▸ MATERIAL FOR THIS EXERCISE

--- Start ---

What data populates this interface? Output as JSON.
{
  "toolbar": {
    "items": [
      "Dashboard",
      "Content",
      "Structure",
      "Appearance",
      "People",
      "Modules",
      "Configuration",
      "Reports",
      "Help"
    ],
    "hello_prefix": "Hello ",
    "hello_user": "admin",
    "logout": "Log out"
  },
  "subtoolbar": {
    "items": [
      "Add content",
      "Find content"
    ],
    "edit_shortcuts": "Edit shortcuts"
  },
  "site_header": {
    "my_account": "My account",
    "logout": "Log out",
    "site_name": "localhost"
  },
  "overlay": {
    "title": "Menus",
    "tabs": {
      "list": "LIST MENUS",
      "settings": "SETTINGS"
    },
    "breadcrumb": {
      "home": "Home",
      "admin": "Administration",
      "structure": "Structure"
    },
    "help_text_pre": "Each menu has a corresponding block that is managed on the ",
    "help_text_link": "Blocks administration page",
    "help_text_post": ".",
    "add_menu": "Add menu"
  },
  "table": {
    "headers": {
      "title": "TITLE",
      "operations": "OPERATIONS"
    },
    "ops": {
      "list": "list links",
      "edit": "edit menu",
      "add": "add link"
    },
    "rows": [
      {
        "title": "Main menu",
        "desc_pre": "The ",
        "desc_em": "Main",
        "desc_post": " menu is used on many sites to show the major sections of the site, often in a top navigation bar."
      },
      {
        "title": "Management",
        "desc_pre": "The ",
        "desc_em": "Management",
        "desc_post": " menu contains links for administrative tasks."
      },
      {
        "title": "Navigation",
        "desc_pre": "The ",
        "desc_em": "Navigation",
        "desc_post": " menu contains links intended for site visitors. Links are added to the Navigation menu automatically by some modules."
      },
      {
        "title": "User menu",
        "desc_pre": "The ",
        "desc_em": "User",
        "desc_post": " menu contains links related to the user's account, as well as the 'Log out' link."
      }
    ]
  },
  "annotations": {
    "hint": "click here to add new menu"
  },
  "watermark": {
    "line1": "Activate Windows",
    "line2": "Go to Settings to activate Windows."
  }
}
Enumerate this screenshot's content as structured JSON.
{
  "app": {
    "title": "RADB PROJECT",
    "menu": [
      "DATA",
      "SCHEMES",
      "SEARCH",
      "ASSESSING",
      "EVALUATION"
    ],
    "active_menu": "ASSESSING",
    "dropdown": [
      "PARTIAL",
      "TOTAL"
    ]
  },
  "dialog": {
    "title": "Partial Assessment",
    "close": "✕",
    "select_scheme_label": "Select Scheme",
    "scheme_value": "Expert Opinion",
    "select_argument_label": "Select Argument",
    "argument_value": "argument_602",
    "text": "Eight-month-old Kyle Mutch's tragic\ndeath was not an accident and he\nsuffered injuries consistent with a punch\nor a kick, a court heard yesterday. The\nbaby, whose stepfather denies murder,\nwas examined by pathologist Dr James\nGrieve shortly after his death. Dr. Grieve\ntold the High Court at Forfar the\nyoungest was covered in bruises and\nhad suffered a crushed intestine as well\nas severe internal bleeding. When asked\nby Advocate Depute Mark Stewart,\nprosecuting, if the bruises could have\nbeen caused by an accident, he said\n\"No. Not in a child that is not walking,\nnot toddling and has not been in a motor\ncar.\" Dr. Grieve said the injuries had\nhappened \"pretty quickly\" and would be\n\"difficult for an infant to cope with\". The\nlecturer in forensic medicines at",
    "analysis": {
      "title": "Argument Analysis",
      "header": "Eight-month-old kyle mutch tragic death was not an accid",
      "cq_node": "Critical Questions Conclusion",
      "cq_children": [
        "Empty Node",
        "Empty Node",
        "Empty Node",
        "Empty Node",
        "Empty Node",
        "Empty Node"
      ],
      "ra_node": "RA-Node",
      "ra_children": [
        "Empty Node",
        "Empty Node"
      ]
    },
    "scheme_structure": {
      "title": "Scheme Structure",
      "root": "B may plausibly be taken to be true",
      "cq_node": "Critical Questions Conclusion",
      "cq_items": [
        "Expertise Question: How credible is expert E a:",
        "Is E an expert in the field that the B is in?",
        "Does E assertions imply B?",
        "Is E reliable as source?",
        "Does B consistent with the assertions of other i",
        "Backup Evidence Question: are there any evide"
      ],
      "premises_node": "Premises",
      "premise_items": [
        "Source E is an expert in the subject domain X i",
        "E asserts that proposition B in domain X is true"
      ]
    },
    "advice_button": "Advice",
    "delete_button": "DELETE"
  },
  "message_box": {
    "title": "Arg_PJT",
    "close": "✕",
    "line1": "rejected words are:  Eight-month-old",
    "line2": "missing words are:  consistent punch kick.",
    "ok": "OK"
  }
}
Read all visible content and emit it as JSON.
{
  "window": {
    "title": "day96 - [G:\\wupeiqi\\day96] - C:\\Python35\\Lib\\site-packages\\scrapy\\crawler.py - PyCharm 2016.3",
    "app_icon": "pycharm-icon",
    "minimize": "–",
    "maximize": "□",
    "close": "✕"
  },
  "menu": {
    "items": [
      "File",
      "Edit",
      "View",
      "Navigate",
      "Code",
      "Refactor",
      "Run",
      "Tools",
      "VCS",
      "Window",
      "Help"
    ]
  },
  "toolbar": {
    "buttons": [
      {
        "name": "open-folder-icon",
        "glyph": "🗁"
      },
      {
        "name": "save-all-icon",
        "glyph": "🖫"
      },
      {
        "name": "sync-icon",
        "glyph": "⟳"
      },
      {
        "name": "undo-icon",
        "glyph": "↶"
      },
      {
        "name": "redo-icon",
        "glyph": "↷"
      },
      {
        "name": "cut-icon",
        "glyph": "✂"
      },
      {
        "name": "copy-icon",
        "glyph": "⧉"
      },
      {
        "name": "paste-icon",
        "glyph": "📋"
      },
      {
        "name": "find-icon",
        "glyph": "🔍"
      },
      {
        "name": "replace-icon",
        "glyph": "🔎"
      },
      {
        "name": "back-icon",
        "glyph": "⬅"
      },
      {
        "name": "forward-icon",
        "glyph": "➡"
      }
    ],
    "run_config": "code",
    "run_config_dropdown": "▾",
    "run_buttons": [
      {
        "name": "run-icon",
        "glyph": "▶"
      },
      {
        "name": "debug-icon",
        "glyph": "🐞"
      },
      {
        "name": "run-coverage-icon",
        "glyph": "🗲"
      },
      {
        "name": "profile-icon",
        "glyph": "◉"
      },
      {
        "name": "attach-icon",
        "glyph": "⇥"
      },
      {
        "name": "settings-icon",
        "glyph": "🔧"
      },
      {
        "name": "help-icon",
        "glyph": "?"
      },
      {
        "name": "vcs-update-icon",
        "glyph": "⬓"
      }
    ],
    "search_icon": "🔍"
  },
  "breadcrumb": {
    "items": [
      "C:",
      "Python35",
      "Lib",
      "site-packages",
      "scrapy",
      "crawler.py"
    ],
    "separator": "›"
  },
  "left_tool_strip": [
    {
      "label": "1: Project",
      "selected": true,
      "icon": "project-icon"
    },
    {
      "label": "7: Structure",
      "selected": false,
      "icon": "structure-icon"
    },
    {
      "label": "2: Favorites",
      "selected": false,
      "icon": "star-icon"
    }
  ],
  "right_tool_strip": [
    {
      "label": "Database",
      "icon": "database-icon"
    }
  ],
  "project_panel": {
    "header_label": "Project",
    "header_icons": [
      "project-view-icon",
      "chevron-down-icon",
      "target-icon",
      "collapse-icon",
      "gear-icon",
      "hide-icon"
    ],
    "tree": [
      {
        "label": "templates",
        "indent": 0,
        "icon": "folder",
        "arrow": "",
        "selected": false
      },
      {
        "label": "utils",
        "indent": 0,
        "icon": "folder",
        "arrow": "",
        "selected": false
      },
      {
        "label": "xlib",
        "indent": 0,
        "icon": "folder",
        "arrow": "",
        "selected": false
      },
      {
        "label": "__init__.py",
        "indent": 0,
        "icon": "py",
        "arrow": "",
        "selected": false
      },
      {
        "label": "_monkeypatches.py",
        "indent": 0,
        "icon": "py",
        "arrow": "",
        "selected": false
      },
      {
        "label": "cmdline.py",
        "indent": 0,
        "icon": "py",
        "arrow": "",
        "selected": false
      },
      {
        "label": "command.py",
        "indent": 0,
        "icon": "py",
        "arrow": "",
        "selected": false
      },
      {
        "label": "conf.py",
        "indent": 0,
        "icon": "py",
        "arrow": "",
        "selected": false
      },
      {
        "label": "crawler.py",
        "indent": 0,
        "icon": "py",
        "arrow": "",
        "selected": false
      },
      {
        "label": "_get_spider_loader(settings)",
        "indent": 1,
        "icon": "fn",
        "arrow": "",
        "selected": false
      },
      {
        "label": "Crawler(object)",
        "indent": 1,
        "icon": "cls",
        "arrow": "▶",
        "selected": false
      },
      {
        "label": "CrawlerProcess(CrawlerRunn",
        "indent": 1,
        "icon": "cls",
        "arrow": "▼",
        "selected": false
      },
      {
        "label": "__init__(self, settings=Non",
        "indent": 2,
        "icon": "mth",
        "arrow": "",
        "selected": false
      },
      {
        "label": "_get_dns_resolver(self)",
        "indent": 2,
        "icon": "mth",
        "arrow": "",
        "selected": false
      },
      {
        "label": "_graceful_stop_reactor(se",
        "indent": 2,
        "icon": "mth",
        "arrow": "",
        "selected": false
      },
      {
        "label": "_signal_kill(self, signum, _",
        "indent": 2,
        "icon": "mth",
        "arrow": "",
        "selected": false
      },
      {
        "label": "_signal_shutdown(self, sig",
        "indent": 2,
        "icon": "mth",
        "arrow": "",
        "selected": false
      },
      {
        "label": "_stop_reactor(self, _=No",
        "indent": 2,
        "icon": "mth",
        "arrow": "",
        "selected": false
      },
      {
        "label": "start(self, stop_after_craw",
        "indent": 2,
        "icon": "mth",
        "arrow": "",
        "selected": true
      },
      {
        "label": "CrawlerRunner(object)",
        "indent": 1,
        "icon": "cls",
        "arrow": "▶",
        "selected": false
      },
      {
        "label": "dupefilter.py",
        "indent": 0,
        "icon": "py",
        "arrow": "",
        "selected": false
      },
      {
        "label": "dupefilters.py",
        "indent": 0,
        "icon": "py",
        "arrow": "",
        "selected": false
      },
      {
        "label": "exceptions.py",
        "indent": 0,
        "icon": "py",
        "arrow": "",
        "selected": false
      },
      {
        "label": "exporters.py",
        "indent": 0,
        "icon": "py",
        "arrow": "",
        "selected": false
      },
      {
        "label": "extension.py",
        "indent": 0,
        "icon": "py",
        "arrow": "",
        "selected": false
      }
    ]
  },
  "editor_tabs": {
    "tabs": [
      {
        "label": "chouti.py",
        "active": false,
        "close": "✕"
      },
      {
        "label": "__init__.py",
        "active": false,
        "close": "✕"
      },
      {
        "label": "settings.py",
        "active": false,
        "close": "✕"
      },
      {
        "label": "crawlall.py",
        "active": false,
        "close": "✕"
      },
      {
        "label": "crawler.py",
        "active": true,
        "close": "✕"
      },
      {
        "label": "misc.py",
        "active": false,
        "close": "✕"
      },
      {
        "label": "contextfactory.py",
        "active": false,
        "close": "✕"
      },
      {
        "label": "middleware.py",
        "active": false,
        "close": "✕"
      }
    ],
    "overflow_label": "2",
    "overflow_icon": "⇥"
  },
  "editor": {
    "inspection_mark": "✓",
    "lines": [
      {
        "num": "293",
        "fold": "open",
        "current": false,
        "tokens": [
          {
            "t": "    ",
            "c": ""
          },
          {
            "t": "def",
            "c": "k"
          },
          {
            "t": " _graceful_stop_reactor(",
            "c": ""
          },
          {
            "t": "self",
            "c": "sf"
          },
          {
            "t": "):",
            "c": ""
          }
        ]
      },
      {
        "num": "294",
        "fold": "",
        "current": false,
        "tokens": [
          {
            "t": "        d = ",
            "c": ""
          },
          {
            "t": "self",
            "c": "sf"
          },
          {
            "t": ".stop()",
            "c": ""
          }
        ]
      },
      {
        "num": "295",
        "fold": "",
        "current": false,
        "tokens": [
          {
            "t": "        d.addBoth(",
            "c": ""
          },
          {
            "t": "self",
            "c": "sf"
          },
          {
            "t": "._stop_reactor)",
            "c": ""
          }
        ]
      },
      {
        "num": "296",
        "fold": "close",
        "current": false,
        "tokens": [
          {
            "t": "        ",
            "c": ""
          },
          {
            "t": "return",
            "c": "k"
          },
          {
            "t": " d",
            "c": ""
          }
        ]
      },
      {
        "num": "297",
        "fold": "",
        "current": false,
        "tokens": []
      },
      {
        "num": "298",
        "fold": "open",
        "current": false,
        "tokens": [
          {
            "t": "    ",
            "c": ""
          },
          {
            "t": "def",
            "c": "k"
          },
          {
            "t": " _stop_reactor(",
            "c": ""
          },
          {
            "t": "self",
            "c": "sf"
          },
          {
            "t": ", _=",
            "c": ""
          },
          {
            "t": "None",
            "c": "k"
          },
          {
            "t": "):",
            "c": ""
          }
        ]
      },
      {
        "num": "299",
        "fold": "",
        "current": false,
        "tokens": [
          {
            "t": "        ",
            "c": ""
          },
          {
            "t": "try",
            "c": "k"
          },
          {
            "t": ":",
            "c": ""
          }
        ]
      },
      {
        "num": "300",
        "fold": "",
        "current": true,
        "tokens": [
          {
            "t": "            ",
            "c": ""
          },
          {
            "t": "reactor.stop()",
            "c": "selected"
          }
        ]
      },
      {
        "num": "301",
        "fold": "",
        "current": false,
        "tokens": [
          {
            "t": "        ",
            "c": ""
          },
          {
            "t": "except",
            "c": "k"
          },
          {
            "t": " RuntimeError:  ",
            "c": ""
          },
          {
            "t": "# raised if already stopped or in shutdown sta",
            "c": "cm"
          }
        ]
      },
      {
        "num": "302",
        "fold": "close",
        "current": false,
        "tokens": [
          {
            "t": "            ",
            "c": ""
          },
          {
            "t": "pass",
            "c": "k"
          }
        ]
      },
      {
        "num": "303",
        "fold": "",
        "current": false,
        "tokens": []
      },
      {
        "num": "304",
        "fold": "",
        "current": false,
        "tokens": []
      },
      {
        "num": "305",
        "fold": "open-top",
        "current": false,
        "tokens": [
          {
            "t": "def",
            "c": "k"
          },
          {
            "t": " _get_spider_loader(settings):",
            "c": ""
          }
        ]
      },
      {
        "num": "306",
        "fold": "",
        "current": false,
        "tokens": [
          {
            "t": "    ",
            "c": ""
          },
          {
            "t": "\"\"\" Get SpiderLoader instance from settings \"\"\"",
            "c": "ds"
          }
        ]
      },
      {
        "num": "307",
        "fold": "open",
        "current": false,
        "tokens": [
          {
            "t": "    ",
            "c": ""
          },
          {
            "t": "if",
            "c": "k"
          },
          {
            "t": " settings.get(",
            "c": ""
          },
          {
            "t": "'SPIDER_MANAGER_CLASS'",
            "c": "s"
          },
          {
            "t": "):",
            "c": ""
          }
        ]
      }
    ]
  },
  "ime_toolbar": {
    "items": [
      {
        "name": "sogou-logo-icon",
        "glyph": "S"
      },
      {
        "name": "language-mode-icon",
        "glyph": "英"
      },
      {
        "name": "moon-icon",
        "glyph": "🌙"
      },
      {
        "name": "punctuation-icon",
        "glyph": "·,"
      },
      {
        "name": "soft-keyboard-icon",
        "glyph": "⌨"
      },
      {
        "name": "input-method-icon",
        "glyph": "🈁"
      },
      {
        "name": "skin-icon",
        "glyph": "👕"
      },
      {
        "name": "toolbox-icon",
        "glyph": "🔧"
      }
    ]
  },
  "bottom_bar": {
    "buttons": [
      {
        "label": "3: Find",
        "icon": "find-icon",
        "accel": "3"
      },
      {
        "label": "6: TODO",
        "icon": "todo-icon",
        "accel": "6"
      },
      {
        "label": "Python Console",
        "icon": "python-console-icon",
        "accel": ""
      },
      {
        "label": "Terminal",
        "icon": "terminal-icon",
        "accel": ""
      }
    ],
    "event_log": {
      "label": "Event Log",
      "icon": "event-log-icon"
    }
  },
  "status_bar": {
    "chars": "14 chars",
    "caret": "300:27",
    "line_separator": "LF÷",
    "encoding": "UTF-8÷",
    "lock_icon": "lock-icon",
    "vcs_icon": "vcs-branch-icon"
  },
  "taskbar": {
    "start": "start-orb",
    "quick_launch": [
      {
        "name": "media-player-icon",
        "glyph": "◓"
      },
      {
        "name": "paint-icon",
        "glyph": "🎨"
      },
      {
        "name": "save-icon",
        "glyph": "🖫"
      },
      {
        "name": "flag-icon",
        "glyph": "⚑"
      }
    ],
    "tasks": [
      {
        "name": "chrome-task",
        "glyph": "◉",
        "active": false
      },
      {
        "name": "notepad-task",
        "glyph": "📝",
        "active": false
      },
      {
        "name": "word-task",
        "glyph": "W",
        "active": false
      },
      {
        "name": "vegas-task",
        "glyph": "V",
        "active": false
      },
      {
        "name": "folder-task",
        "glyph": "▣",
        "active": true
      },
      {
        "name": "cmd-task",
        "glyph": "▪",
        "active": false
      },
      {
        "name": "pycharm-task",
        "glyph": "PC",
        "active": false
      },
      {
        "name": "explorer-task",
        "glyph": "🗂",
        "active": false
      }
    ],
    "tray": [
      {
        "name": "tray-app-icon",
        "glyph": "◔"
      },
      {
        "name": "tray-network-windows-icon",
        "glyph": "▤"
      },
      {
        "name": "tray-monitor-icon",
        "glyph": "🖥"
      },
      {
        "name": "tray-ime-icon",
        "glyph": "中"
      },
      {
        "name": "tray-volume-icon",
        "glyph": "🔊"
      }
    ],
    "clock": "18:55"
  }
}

--- End ---

▸ YOUR OBJECTIVE
Reply with nothing but the number of lines that contain the word "contains".

▸ ANSWER FOR THIS EXERCISE
3